■ What to work on
Keep only the lines of the listing that include the word "Intensity", and copy them.

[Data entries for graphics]
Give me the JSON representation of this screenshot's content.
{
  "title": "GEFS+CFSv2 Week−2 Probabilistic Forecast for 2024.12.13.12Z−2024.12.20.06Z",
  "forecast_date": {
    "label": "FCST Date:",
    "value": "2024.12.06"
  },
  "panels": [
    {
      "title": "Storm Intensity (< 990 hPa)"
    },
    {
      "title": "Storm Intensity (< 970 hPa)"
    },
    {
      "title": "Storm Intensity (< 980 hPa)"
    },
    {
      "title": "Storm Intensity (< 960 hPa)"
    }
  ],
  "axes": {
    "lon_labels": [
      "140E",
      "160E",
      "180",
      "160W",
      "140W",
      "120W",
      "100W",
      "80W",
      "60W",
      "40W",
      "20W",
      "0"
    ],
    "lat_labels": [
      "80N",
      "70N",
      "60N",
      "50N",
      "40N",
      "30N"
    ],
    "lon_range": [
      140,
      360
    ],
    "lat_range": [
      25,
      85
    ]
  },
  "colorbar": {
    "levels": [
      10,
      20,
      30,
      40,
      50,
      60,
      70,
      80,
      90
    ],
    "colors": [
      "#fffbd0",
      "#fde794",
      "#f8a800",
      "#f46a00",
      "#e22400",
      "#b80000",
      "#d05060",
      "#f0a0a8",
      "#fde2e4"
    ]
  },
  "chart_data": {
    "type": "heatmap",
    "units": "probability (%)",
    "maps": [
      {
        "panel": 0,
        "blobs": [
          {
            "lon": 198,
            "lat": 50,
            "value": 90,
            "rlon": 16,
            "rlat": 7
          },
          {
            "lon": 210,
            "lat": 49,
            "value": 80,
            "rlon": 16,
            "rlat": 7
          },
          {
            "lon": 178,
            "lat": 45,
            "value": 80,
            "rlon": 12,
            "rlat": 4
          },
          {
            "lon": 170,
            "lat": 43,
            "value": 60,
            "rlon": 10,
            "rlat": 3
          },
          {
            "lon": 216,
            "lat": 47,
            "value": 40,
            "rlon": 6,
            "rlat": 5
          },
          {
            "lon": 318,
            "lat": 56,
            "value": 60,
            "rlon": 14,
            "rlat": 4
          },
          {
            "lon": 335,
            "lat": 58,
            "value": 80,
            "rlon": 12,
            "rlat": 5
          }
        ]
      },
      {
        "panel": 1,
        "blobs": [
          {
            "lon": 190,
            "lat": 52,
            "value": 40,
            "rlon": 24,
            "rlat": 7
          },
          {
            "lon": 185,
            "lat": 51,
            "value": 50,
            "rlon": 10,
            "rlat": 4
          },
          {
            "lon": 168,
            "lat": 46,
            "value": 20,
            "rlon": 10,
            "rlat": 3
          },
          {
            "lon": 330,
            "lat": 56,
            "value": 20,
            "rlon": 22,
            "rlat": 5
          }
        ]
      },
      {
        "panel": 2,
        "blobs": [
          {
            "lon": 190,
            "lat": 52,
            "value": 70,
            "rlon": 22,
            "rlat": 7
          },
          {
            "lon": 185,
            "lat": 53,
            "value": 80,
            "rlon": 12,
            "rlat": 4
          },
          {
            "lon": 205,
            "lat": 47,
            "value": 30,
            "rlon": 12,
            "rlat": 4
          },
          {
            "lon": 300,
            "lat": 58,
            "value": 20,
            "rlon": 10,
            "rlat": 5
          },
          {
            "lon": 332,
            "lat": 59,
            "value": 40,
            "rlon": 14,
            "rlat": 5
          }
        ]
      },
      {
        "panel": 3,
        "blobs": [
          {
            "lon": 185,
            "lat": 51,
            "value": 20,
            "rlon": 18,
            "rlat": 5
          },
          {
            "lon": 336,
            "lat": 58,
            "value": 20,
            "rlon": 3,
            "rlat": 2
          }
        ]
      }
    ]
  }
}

■ Final result
      "title": "Storm Intensity (< 990 hPa)"
      "title": "Storm Intensity (< 970 hPa)"
      "title": "Storm Intensity (< 980 hPa)"
      "title": "Storm Intensity (< 960 hPa)"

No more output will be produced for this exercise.